-- START DATASET ENTRIES --
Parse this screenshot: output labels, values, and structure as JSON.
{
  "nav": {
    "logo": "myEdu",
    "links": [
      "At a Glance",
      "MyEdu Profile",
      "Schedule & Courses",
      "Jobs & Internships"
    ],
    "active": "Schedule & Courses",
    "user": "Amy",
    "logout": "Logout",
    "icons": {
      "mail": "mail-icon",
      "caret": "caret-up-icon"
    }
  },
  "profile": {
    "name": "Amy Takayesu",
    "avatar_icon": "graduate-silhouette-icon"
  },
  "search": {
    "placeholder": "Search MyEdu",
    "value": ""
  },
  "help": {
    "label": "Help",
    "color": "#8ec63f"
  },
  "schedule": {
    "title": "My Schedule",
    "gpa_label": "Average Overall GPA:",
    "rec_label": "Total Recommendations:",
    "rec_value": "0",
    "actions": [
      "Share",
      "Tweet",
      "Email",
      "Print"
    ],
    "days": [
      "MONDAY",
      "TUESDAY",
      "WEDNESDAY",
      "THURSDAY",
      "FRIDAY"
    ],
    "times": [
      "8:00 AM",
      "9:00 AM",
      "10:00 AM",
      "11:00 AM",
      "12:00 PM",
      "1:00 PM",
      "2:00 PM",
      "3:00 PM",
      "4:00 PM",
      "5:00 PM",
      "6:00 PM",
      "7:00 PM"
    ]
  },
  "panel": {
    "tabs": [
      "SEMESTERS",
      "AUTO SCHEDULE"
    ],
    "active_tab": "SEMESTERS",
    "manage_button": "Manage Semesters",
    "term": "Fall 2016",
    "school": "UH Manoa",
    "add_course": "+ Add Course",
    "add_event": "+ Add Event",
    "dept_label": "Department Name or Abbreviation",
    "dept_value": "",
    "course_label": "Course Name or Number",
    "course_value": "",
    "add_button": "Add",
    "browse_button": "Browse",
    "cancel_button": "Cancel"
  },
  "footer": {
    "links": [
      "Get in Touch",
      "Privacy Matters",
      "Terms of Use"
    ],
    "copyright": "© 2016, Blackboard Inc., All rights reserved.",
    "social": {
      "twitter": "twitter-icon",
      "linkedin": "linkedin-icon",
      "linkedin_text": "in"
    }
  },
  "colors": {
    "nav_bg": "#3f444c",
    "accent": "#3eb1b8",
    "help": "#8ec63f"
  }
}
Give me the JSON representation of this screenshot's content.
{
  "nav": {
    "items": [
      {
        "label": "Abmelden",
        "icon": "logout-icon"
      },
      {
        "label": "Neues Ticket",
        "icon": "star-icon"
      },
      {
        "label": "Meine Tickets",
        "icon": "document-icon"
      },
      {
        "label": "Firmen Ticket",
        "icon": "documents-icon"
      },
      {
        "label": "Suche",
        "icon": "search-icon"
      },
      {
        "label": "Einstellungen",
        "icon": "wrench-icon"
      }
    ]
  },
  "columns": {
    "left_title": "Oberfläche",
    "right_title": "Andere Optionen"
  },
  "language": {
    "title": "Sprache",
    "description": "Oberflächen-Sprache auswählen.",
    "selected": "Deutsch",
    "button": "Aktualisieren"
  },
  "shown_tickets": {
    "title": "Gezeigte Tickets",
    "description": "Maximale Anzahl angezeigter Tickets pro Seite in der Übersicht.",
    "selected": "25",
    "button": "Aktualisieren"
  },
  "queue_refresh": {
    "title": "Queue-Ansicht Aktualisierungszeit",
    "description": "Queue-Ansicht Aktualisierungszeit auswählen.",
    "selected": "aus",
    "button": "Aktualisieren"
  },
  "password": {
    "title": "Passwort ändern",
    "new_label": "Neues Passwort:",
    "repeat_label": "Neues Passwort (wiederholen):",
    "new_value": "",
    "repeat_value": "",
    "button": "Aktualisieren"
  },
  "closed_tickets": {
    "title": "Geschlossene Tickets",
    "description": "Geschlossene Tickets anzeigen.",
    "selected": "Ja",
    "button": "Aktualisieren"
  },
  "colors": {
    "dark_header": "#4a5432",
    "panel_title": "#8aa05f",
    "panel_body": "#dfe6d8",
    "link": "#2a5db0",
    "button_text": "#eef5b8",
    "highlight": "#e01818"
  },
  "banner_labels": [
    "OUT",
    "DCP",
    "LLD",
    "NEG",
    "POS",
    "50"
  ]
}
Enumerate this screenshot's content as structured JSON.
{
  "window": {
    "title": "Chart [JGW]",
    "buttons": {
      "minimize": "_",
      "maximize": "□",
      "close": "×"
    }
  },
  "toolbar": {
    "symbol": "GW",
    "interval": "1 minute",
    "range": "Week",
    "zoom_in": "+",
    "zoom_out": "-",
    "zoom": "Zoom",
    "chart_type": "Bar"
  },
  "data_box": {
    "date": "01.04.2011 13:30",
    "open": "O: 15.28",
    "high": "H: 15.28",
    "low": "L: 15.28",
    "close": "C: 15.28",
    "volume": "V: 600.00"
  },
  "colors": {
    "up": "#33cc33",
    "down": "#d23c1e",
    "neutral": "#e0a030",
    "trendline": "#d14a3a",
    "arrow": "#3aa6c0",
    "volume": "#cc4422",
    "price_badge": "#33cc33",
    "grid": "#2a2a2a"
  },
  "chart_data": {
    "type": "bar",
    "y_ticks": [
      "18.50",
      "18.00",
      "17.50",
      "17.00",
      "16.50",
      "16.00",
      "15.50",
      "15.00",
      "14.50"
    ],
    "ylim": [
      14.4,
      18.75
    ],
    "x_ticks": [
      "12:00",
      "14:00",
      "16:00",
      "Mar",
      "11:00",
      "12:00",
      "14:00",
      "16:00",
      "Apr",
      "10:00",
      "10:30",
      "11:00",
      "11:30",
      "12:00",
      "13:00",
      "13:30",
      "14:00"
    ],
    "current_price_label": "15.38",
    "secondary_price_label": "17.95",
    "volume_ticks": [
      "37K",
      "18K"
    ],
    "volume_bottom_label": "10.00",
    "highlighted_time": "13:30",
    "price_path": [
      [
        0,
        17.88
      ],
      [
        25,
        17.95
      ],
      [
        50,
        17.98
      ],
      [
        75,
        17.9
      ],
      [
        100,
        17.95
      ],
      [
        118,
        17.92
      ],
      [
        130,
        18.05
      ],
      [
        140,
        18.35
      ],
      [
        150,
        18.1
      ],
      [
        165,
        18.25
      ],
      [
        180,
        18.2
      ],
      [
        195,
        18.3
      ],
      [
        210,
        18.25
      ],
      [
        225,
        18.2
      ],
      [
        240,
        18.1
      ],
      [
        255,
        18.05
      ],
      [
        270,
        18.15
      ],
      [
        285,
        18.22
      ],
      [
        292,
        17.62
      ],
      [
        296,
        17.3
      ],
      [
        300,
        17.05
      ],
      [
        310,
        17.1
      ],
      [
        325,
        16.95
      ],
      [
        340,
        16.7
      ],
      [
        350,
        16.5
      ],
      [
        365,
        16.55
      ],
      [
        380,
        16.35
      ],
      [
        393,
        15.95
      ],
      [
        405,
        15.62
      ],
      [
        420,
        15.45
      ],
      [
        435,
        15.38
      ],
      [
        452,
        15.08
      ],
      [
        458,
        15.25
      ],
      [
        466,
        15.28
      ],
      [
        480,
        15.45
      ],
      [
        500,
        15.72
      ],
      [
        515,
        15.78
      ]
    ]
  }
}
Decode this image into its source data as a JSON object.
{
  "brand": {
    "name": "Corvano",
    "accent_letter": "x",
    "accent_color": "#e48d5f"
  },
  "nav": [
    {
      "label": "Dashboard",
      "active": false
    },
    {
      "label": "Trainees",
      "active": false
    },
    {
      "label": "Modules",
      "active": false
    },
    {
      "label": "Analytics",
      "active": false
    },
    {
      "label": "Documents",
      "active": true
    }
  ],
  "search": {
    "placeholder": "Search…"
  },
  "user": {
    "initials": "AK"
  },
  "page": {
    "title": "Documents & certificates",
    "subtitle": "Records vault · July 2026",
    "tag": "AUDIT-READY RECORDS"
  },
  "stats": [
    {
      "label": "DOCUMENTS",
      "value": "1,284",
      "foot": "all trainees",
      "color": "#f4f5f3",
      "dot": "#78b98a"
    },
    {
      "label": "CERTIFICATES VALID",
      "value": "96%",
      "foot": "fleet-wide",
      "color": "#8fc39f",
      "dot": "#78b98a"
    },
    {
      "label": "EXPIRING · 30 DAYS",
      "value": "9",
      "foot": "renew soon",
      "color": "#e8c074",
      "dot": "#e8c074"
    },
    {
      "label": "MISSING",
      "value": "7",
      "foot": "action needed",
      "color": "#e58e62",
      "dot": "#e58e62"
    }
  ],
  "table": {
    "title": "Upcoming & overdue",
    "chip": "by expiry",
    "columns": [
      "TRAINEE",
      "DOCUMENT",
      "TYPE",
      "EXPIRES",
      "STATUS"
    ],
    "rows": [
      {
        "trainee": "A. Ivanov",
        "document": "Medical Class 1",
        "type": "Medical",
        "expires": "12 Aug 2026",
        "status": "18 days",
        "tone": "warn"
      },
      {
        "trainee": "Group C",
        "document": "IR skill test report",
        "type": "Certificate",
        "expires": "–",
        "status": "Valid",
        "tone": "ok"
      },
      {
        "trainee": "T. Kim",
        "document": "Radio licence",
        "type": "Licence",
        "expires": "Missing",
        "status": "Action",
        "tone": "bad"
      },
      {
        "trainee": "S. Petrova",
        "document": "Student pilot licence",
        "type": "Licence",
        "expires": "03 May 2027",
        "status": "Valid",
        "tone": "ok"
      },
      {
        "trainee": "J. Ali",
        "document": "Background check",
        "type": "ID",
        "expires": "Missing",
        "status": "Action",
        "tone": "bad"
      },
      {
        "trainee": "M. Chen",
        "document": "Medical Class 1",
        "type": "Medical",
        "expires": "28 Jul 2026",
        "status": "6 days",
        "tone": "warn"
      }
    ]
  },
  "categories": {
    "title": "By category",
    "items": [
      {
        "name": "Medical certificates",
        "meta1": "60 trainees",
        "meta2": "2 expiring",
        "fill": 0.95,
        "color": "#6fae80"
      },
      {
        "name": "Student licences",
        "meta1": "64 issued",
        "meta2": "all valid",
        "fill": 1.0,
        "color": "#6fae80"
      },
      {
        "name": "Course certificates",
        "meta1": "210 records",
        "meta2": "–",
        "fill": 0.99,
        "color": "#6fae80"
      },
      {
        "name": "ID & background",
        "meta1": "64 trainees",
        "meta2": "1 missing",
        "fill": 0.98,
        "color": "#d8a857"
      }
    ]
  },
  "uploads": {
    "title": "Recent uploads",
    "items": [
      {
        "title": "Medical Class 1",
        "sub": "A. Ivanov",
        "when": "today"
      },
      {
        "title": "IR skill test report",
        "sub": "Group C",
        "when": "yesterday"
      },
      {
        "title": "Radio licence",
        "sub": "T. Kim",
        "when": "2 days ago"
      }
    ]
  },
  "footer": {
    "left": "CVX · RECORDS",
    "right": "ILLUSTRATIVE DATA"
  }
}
-- END DATASET ENTRIES --
▶ STATED PROBLEM
Tally up the lines in the records containing the word "when", then give the count and nothing else.

▶ ANSWER TO THIS EXERCISE
3